### What the task requires
Select all lines with the string "ylabel" in them, and copy those lines.

■ ■ ■ ■ ■ ■ ■

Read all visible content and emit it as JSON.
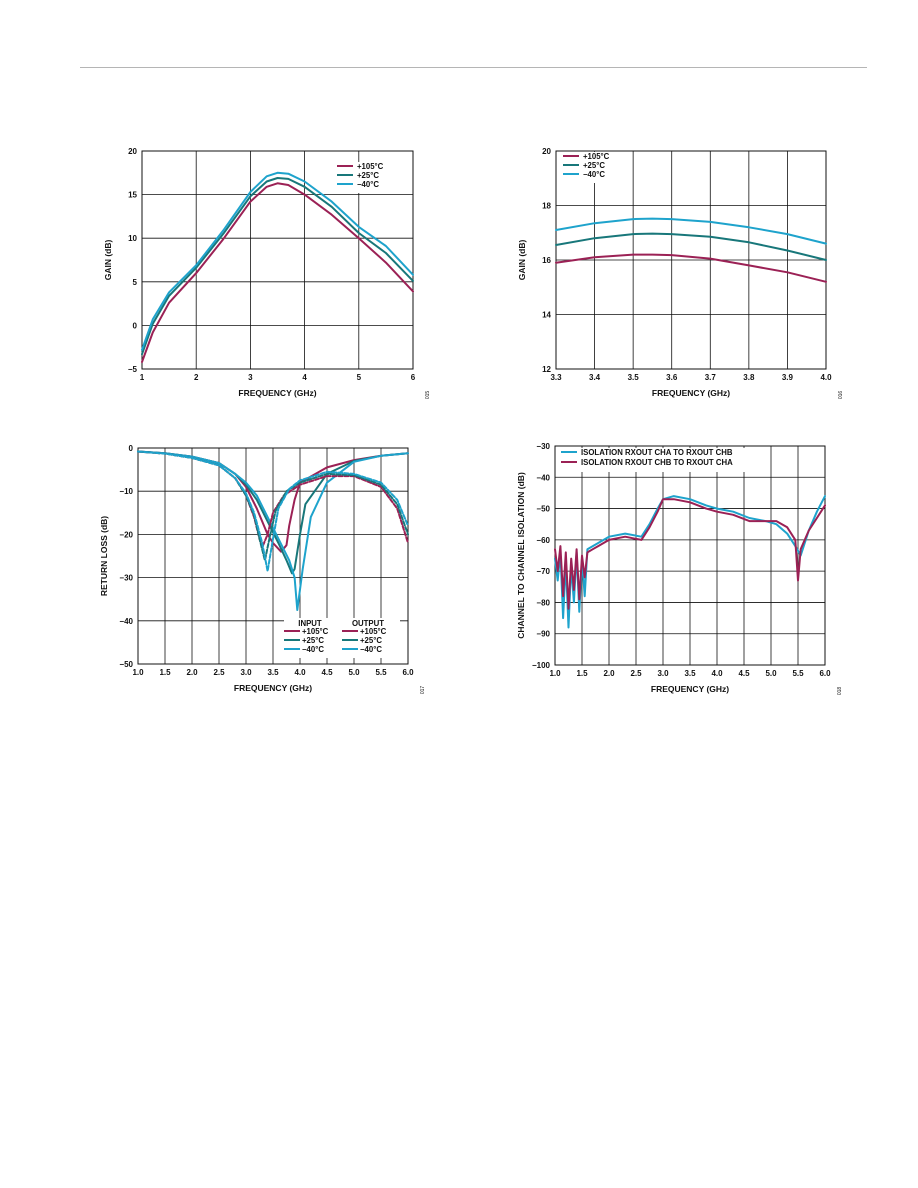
{
  "palette": {
    "hot": "#9b2155",
    "room": "#18777a",
    "cold": "#1ea3cc",
    "grid": "#111111"
  },
  "chart_data": [
    {
      "id": "gain-wide",
      "type": "line",
      "figure_id": "015",
      "xlabel": "FREQUENCY (GHz)",
      "ylabel": "GAIN (dB)",
      "xlim": [
        1,
        6
      ],
      "ylim": [
        -5,
        20
      ],
      "xticks": [
        1,
        2,
        3,
        4,
        5,
        6
      ],
      "yticks": [
        -5,
        0,
        5,
        10,
        15,
        20
      ],
      "xtick_labels": [
        "1",
        "2",
        "3",
        "4",
        "5",
        "6"
      ],
      "ytick_labels": [
        "−5",
        "0",
        "5",
        "10",
        "15",
        "20"
      ],
      "grid": true,
      "legend": "top-right",
      "series": [
        {
          "name": "+105°C",
          "color": "hot",
          "x": [
            1,
            1.2,
            1.5,
            2,
            2.5,
            3,
            3.3,
            3.5,
            3.7,
            4,
            4.5,
            5,
            5.5,
            6
          ],
          "y": [
            -4.2,
            -0.8,
            2.6,
            6.0,
            9.9,
            14.2,
            15.9,
            16.3,
            16.1,
            15.0,
            12.7,
            10.0,
            7.2,
            3.9
          ]
        },
        {
          "name": "+25°C",
          "color": "room",
          "x": [
            1,
            1.2,
            1.5,
            2,
            2.5,
            3,
            3.3,
            3.5,
            3.7,
            4,
            4.5,
            5,
            5.5,
            6
          ],
          "y": [
            -3.3,
            0.2,
            3.4,
            6.6,
            10.5,
            14.8,
            16.5,
            16.9,
            16.8,
            15.9,
            13.6,
            10.6,
            8.3,
            5.1
          ]
        },
        {
          "name": "−40°C",
          "color": "cold",
          "x": [
            1,
            1.2,
            1.5,
            2,
            2.5,
            3,
            3.3,
            3.5,
            3.7,
            4,
            4.5,
            5,
            5.5,
            6
          ],
          "y": [
            -2.8,
            0.7,
            3.8,
            6.9,
            10.9,
            15.3,
            17.1,
            17.5,
            17.4,
            16.5,
            14.2,
            11.3,
            9.1,
            5.8
          ]
        }
      ]
    },
    {
      "id": "gain-band",
      "type": "line",
      "figure_id": "016",
      "xlabel": "FREQUENCY (GHz)",
      "ylabel": "GAIN (dB)",
      "xlim": [
        3.3,
        4.0
      ],
      "ylim": [
        12,
        20
      ],
      "xticks": [
        3.3,
        3.4,
        3.5,
        3.6,
        3.7,
        3.8,
        3.9,
        4.0
      ],
      "yticks": [
        12,
        14,
        16,
        18,
        20
      ],
      "xtick_labels": [
        "3.3",
        "3.4",
        "3.5",
        "3.6",
        "3.7",
        "3.8",
        "3.9",
        "4.0"
      ],
      "ytick_labels": [
        "12",
        "14",
        "16",
        "18",
        "20"
      ],
      "grid": true,
      "legend": "top-left",
      "series": [
        {
          "name": "+105°C",
          "color": "hot",
          "x": [
            3.3,
            3.4,
            3.5,
            3.55,
            3.6,
            3.7,
            3.8,
            3.9,
            4.0
          ],
          "y": [
            15.9,
            16.1,
            16.2,
            16.2,
            16.18,
            16.05,
            15.8,
            15.55,
            15.2
          ]
        },
        {
          "name": "+25°C",
          "color": "room",
          "x": [
            3.3,
            3.4,
            3.5,
            3.55,
            3.6,
            3.7,
            3.8,
            3.9,
            4.0
          ],
          "y": [
            16.55,
            16.8,
            16.95,
            16.97,
            16.95,
            16.85,
            16.65,
            16.35,
            16.0
          ]
        },
        {
          "name": "−40°C",
          "color": "cold",
          "x": [
            3.3,
            3.4,
            3.5,
            3.55,
            3.6,
            3.7,
            3.8,
            3.9,
            4.0
          ],
          "y": [
            17.1,
            17.35,
            17.5,
            17.52,
            17.5,
            17.4,
            17.2,
            16.95,
            16.6
          ]
        }
      ]
    },
    {
      "id": "return-loss",
      "type": "line",
      "figure_id": "017",
      "xlabel": "FREQUENCY (GHz)",
      "ylabel": "RETURN LOSS (dB)",
      "xlim": [
        1.0,
        6.0
      ],
      "ylim": [
        -50,
        0
      ],
      "xticks": [
        1.0,
        1.5,
        2.0,
        2.5,
        3.0,
        3.5,
        4.0,
        4.5,
        5.0,
        5.5,
        6.0
      ],
      "yticks": [
        -50,
        -40,
        -30,
        -20,
        -10,
        0
      ],
      "xtick_labels": [
        "1.0",
        "1.5",
        "2.0",
        "2.5",
        "3.0",
        "3.5",
        "4.0",
        "4.5",
        "5.0",
        "5.5",
        "6.0"
      ],
      "ytick_labels": [
        "−50",
        "−40",
        "−30",
        "−20",
        "−10",
        "0"
      ],
      "grid": true,
      "legend": "bottom-right",
      "legend_group_titles": [
        "INPUT",
        "OUTPUT"
      ],
      "series": [
        {
          "name": "+105°C",
          "group": "INPUT",
          "color": "hot",
          "x": [
            1.0,
            1.5,
            2.0,
            2.5,
            2.8,
            3.0,
            3.2,
            3.4,
            3.5,
            3.65,
            3.75,
            3.8,
            3.9,
            4.0,
            4.5,
            5.0,
            5.5,
            6.0
          ],
          "y": [
            -0.8,
            -1.2,
            -2.0,
            -3.5,
            -6.0,
            -9.0,
            -14.0,
            -20.0,
            -22.0,
            -24.0,
            -22.5,
            -18.0,
            -12.0,
            -8.0,
            -4.5,
            -2.8,
            -1.8,
            -1.2
          ]
        },
        {
          "name": "+25°C",
          "group": "INPUT",
          "color": "room",
          "x": [
            1.0,
            1.5,
            2.0,
            2.5,
            2.8,
            3.0,
            3.2,
            3.4,
            3.6,
            3.75,
            3.85,
            3.9,
            4.0,
            4.1,
            4.5,
            5.0,
            5.5,
            6.0
          ],
          "y": [
            -0.8,
            -1.2,
            -2.0,
            -3.5,
            -6.0,
            -8.5,
            -12.0,
            -17.0,
            -22.0,
            -26.0,
            -29.0,
            -28.0,
            -20.0,
            -13.0,
            -6.0,
            -3.0,
            -1.8,
            -1.2
          ]
        },
        {
          "name": "−40°C",
          "group": "INPUT",
          "color": "cold",
          "x": [
            1.0,
            1.5,
            2.0,
            2.5,
            2.8,
            3.0,
            3.2,
            3.4,
            3.6,
            3.8,
            3.9,
            3.95,
            4.05,
            4.2,
            4.5,
            5.0,
            5.5,
            6.0
          ],
          "y": [
            -0.8,
            -1.2,
            -2.0,
            -3.5,
            -6.0,
            -8.0,
            -11.0,
            -16.0,
            -21.0,
            -26.0,
            -30.0,
            -37.5,
            -28.0,
            -16.0,
            -8.0,
            -3.2,
            -1.8,
            -1.2
          ]
        },
        {
          "name": "+105°C",
          "group": "OUTPUT",
          "color": "hot",
          "dashed": true,
          "x": [
            1.0,
            1.5,
            2.0,
            2.5,
            2.8,
            3.0,
            3.15,
            3.25,
            3.3,
            3.4,
            3.5,
            3.7,
            4.0,
            4.5,
            5.0,
            5.5,
            5.8,
            6.0
          ],
          "y": [
            -0.8,
            -1.3,
            -2.3,
            -4.0,
            -7.0,
            -11.0,
            -16.0,
            -21.0,
            -23.0,
            -20.0,
            -15.0,
            -11.0,
            -8.5,
            -6.5,
            -6.5,
            -9.0,
            -14.0,
            -22.0
          ]
        },
        {
          "name": "+25°C",
          "group": "OUTPUT",
          "color": "room",
          "dashed": true,
          "x": [
            1.0,
            1.5,
            2.0,
            2.5,
            2.8,
            3.0,
            3.15,
            3.25,
            3.35,
            3.45,
            3.55,
            3.75,
            4.0,
            4.5,
            5.0,
            5.5,
            5.8,
            6.0
          ],
          "y": [
            -0.8,
            -1.3,
            -2.3,
            -4.0,
            -7.0,
            -11.0,
            -15.5,
            -21.0,
            -26.0,
            -20.0,
            -14.5,
            -10.0,
            -8.0,
            -6.0,
            -6.3,
            -8.5,
            -13.0,
            -20.0
          ]
        },
        {
          "name": "−40°C",
          "group": "OUTPUT",
          "color": "cold",
          "dashed": true,
          "x": [
            1.0,
            1.5,
            2.0,
            2.5,
            2.8,
            3.0,
            3.15,
            3.3,
            3.4,
            3.5,
            3.6,
            3.8,
            4.0,
            4.5,
            5.0,
            5.5,
            5.8,
            6.0
          ],
          "y": [
            -0.8,
            -1.3,
            -2.3,
            -4.0,
            -7.0,
            -10.5,
            -15.0,
            -22.0,
            -28.5,
            -21.0,
            -14.0,
            -9.5,
            -7.5,
            -5.5,
            -6.0,
            -8.0,
            -12.0,
            -18.0
          ]
        }
      ]
    },
    {
      "id": "isolation",
      "type": "line",
      "figure_id": "018",
      "xlabel": "FREQUENCY (GHz)",
      "ylabel": "CHANNEL TO CHANNEL ISOLATION (dB)",
      "xlim": [
        1.0,
        6.0
      ],
      "ylim": [
        -100,
        -30
      ],
      "xticks": [
        1.0,
        1.5,
        2.0,
        2.5,
        3.0,
        3.5,
        4.0,
        4.5,
        5.0,
        5.5,
        6.0
      ],
      "yticks": [
        -100,
        -90,
        -80,
        -70,
        -60,
        -50,
        -40,
        -30
      ],
      "xtick_labels": [
        "1.0",
        "1.5",
        "2.0",
        "2.5",
        "3.0",
        "3.5",
        "4.0",
        "4.5",
        "5.0",
        "5.5",
        "6.0"
      ],
      "ytick_labels": [
        "−100",
        "−90",
        "−80",
        "−70",
        "−60",
        "−50",
        "−40",
        "−30"
      ],
      "grid": true,
      "legend": "top-left",
      "series": [
        {
          "name": "ISOLATION RXOUT CHA TO RXOUT CHB",
          "color": "cold",
          "x": [
            1.0,
            1.05,
            1.1,
            1.15,
            1.2,
            1.25,
            1.3,
            1.35,
            1.4,
            1.45,
            1.5,
            1.55,
            1.6,
            1.7,
            1.8,
            2.0,
            2.3,
            2.6,
            2.75,
            2.9,
            3.0,
            3.2,
            3.5,
            3.8,
            4.0,
            4.3,
            4.6,
            4.9,
            5.1,
            5.3,
            5.45,
            5.55,
            5.7,
            5.85,
            6.0
          ],
          "y": [
            -66,
            -73,
            -64,
            -85,
            -67,
            -88,
            -68,
            -80,
            -64,
            -83,
            -66,
            -78,
            -63,
            -62,
            -61,
            -59,
            -58,
            -59,
            -55,
            -50,
            -47,
            -46,
            -47,
            -49,
            -50,
            -51,
            -53,
            -54,
            -55,
            -58,
            -62,
            -65,
            -57,
            -51,
            -46
          ]
        },
        {
          "name": "ISOLATION RXOUT CHB TO RXOUT CHA",
          "color": "hot",
          "x": [
            1.0,
            1.05,
            1.1,
            1.15,
            1.2,
            1.25,
            1.3,
            1.35,
            1.4,
            1.45,
            1.5,
            1.55,
            1.6,
            1.7,
            1.8,
            2.0,
            2.3,
            2.6,
            2.75,
            2.9,
            3.0,
            3.2,
            3.5,
            3.8,
            4.0,
            4.3,
            4.6,
            4.9,
            5.1,
            5.3,
            5.45,
            5.5,
            5.55,
            5.7,
            5.85,
            6.0
          ],
          "y": [
            -63,
            -70,
            -62,
            -78,
            -64,
            -82,
            -66,
            -76,
            -63,
            -79,
            -65,
            -72,
            -64,
            -63,
            -62,
            -60,
            -59,
            -60,
            -56,
            -51,
            -47,
            -47,
            -48,
            -50,
            -51,
            -52,
            -54,
            -54,
            -54,
            -56,
            -60,
            -73,
            -63,
            -57,
            -53,
            -49
          ]
        }
      ]
    }
  ]
}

■ ■ ■ ■ ■ ■ ■

### Exercise answer
      "ylabel": "GAIN (dB)",
      "ylabel": "GAIN (dB)",
      "ylabel": "RETURN LOSS (dB)",
      "ylabel": "CHANNEL TO CHANNEL ISOLATION (dB)",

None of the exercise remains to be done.